_Recorded information_

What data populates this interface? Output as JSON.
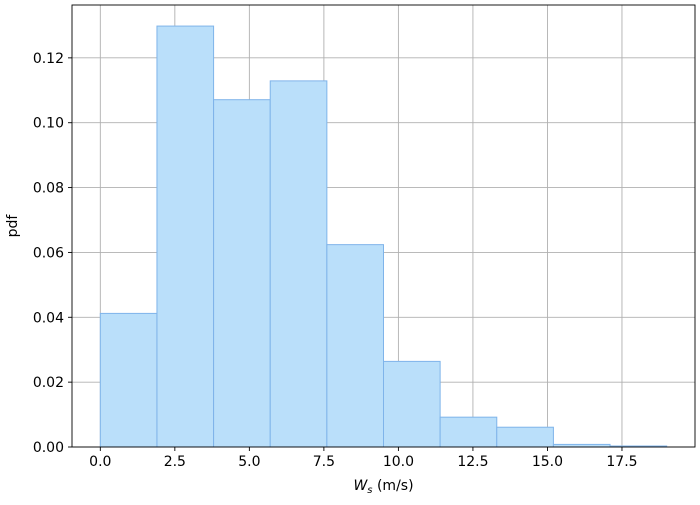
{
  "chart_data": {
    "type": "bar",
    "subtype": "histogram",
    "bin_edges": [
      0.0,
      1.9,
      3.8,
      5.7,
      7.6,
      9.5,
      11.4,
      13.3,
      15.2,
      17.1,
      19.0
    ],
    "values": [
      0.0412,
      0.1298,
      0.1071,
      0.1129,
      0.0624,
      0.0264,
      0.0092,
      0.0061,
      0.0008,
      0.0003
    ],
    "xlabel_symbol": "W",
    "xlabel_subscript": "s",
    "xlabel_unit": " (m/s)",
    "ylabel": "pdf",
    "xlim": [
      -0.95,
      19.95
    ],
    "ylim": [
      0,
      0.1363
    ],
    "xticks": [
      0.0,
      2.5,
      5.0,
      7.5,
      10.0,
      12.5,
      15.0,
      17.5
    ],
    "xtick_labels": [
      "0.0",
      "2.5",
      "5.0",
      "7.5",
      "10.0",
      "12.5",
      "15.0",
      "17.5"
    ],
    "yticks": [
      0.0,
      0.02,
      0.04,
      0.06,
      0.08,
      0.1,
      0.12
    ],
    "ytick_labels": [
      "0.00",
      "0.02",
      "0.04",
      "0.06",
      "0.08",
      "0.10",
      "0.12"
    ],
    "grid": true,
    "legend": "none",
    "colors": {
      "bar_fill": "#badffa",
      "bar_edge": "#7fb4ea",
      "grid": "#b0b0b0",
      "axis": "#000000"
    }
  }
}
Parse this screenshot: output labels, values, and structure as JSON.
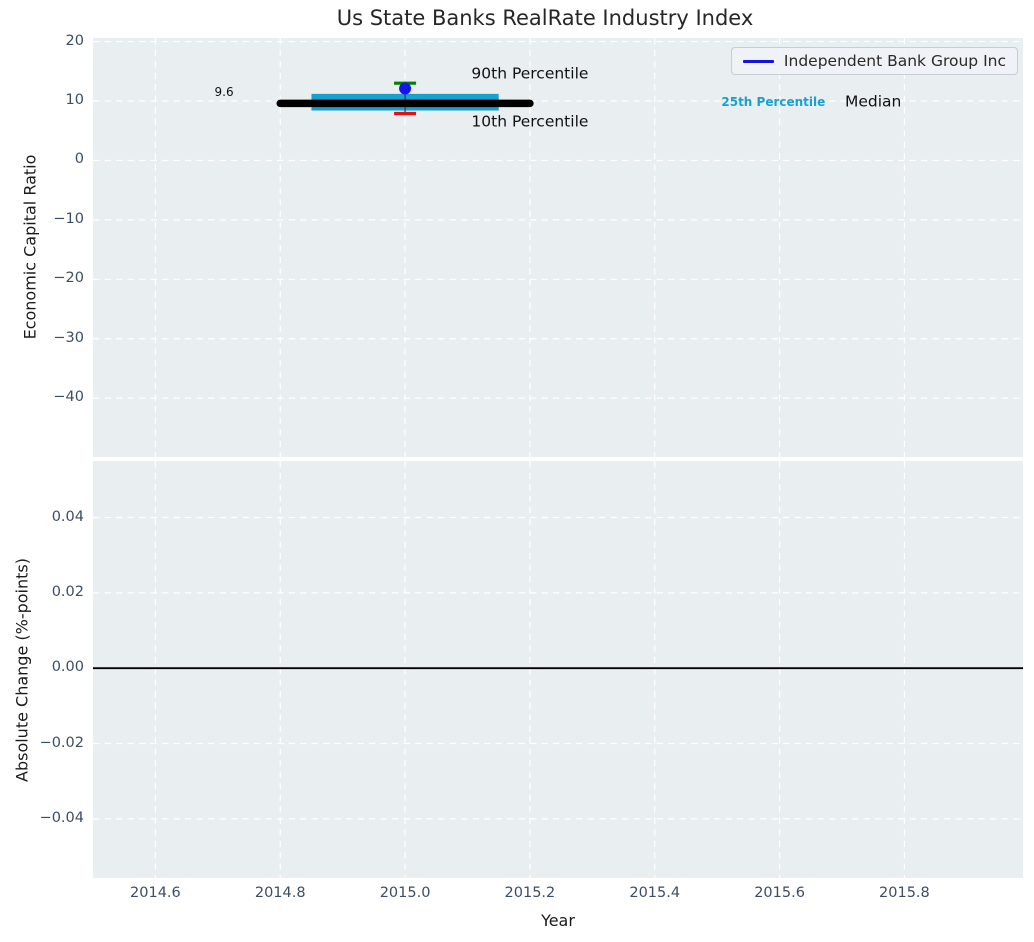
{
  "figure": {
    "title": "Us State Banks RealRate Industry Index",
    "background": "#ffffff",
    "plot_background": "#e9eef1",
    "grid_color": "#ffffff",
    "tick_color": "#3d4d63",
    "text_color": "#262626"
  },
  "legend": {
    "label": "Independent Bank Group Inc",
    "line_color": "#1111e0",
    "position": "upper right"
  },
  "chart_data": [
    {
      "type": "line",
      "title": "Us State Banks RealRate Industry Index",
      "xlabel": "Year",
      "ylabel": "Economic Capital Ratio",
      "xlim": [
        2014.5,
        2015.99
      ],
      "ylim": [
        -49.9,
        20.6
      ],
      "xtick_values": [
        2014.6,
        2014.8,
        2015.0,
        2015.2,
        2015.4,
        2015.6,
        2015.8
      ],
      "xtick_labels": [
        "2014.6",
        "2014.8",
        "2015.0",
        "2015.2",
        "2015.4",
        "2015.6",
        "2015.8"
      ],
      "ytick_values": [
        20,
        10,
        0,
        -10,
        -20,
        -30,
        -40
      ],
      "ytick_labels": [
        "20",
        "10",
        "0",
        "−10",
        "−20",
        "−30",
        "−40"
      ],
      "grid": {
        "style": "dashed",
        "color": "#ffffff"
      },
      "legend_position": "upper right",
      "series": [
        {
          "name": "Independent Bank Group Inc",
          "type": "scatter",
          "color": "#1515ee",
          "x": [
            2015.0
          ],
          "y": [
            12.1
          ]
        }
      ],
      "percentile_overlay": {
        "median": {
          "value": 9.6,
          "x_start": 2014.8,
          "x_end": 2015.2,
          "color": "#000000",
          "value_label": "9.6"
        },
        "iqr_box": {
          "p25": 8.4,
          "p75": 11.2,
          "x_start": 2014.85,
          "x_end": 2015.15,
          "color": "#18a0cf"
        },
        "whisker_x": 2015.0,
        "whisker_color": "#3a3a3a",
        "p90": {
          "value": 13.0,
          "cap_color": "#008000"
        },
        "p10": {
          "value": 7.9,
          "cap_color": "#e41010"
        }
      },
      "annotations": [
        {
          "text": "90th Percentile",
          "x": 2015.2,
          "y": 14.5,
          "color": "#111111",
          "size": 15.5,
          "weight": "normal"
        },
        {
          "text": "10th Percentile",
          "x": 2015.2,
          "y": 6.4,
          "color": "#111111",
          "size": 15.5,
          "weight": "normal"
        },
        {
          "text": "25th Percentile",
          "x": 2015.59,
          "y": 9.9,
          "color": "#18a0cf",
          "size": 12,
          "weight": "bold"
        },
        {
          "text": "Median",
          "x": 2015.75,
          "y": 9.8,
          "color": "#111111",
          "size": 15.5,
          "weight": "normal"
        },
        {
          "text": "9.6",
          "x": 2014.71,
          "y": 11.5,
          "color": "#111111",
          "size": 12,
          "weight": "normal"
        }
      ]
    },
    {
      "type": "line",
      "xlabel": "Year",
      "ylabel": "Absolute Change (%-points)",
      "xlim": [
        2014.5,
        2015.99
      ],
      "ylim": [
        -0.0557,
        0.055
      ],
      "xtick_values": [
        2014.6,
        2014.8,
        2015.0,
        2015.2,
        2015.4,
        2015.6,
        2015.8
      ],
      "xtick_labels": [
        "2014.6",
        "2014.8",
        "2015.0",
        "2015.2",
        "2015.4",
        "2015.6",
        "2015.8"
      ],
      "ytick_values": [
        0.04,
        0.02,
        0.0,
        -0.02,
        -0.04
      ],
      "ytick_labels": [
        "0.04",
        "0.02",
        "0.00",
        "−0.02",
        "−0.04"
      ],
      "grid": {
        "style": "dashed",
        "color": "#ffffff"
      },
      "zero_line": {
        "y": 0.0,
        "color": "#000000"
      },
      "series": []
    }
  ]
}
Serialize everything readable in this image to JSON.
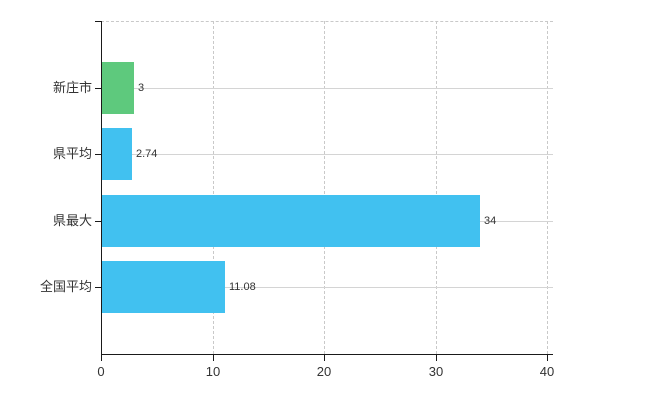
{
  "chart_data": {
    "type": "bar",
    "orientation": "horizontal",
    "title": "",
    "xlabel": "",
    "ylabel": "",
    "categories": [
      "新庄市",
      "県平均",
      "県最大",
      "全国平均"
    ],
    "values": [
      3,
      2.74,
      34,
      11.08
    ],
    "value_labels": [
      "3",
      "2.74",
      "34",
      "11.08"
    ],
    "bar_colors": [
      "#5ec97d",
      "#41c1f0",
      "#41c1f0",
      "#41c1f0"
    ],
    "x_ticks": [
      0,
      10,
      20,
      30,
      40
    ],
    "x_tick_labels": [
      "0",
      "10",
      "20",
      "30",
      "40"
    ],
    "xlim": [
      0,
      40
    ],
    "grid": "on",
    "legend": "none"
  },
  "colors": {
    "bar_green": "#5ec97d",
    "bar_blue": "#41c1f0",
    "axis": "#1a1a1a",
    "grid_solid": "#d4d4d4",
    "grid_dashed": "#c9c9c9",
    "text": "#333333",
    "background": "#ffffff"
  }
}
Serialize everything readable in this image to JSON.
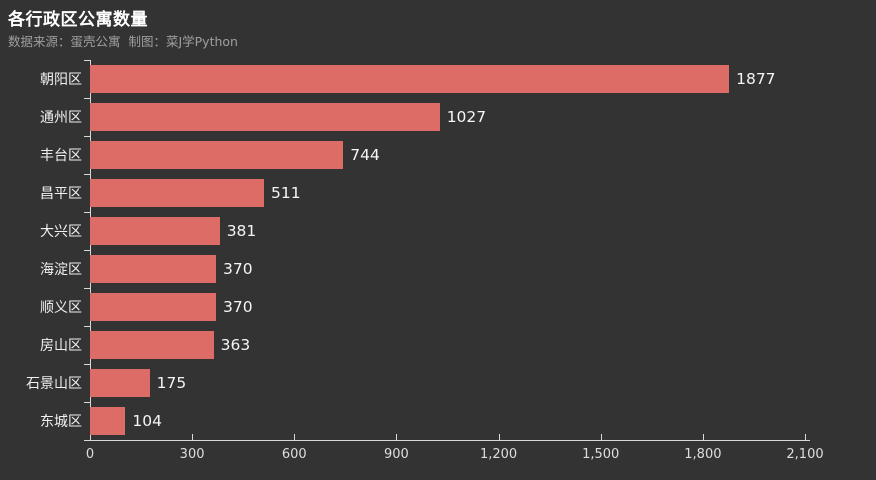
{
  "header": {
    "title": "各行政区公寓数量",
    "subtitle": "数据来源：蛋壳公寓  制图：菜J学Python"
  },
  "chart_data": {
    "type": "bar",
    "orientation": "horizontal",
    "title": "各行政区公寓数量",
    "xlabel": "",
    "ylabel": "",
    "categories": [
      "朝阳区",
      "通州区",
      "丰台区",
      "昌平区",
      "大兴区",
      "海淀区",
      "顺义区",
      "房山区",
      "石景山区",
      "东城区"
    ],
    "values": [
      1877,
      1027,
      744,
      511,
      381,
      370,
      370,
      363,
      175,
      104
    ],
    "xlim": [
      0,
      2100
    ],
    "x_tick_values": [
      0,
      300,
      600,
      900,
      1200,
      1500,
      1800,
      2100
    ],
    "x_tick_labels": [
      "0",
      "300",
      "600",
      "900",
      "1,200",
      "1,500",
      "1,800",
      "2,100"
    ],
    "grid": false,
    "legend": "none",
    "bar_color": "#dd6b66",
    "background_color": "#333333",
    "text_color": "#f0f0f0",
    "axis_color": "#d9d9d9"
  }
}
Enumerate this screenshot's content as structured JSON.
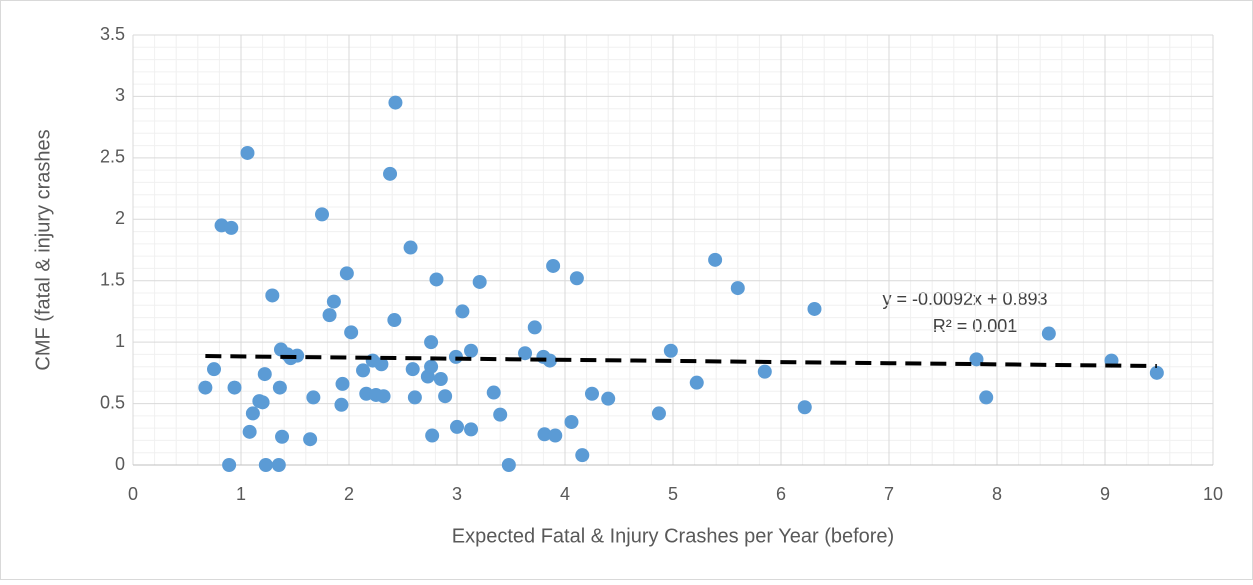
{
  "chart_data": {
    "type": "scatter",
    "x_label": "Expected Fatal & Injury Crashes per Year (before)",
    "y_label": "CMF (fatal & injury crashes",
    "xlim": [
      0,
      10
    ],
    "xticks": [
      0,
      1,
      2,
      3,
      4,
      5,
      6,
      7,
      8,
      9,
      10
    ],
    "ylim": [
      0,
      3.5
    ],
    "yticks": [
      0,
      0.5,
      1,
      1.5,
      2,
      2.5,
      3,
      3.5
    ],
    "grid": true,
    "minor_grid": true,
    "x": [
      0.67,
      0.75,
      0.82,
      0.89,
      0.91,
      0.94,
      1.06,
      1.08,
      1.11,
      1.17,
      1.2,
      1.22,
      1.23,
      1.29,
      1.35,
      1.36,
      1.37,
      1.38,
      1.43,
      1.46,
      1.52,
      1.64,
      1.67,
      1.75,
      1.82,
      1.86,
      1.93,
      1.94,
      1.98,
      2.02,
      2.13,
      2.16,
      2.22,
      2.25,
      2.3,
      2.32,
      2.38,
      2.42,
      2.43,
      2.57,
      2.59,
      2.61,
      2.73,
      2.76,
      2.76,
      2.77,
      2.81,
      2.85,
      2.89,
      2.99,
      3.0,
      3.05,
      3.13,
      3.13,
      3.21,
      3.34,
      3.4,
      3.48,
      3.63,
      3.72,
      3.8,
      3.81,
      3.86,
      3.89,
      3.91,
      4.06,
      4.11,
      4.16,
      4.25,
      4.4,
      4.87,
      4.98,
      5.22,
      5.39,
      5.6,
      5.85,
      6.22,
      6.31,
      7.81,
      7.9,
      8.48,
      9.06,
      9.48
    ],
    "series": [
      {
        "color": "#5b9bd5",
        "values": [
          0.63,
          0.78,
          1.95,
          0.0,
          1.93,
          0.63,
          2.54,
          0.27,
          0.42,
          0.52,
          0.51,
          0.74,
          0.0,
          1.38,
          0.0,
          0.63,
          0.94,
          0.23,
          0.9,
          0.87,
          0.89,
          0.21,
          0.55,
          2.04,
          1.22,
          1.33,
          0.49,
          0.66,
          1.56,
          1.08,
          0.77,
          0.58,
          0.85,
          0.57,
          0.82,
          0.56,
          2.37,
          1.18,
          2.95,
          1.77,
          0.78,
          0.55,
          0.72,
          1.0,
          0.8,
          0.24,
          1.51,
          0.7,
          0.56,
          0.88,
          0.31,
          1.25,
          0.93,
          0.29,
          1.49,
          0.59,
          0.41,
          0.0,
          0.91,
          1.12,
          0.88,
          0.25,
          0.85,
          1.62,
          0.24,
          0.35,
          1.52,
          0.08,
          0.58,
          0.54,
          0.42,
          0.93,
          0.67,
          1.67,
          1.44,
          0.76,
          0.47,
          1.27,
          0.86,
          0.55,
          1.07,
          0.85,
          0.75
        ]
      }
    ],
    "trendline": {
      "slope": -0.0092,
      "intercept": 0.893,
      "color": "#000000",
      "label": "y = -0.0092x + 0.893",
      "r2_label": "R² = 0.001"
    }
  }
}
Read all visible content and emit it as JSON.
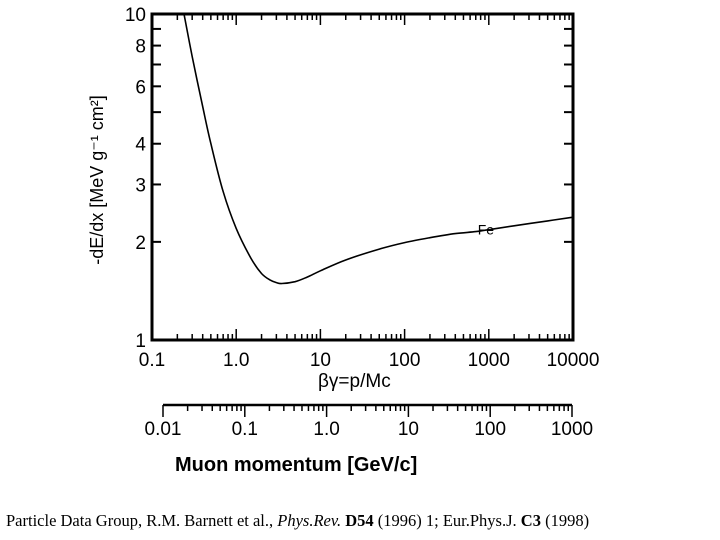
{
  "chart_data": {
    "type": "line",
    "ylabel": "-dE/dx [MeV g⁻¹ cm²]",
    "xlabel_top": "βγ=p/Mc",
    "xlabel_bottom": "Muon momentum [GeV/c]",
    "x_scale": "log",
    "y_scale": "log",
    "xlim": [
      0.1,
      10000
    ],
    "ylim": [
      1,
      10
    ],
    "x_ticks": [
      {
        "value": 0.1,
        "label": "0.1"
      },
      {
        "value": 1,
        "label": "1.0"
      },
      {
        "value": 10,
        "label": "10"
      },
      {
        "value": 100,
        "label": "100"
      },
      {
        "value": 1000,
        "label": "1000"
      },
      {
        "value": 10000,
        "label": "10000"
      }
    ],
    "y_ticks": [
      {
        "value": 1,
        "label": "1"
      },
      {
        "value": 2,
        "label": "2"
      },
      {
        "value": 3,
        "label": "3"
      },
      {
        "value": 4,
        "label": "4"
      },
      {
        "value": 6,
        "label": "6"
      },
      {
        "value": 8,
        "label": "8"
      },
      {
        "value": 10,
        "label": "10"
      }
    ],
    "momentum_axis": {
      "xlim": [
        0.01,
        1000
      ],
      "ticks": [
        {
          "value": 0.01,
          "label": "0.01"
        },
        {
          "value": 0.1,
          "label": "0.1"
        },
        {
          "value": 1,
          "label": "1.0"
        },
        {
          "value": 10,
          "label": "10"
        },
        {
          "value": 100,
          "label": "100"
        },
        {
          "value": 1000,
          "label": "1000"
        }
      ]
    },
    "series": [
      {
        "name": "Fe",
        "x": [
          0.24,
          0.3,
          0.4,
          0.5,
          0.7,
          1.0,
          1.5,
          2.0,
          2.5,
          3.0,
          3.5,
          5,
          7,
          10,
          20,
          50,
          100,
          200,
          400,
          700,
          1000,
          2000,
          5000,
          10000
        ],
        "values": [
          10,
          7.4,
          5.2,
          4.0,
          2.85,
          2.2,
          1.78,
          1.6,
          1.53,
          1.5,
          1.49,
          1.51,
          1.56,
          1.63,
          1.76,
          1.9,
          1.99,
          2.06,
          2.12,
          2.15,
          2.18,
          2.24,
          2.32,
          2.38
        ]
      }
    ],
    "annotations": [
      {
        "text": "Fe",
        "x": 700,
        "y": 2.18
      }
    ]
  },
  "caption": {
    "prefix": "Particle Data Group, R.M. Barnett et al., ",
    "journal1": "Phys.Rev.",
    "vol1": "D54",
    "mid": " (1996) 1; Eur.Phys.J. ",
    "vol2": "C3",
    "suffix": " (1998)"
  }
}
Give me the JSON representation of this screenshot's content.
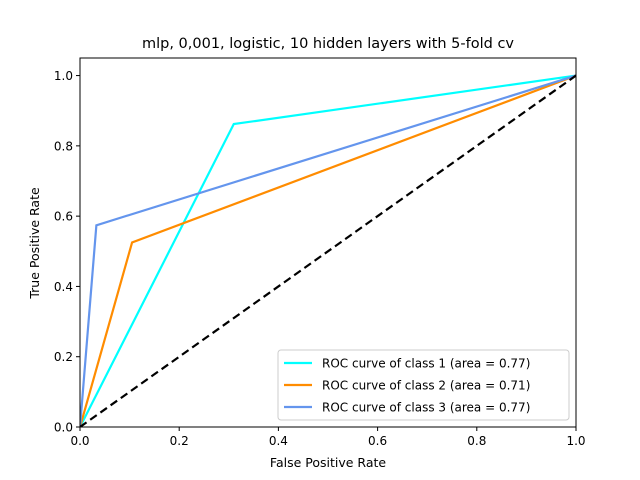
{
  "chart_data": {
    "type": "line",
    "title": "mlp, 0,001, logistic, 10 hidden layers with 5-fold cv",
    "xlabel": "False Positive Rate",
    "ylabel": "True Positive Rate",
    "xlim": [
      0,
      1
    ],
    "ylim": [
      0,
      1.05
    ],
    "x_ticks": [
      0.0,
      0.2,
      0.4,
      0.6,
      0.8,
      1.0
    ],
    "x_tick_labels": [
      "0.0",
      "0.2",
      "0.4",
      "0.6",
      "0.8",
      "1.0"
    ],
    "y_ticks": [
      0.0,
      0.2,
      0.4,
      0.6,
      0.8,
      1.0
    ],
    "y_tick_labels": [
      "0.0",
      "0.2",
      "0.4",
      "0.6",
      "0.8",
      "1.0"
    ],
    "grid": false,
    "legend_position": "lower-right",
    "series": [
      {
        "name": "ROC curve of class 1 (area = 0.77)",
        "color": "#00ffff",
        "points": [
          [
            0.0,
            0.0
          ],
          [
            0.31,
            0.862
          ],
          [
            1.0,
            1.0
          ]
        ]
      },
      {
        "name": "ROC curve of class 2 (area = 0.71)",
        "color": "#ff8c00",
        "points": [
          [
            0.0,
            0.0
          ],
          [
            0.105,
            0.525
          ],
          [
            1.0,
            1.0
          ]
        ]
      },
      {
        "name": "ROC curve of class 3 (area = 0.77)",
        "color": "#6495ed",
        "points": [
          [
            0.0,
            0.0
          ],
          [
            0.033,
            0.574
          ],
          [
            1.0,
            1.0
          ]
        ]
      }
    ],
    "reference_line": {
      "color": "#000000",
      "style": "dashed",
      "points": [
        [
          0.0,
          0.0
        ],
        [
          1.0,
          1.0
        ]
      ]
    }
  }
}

_Task objective_
Report each line in the preceding entries that holds the string "upper".

_Exercise solution_
    "position": "upper right"
      "legend_position": "upper right",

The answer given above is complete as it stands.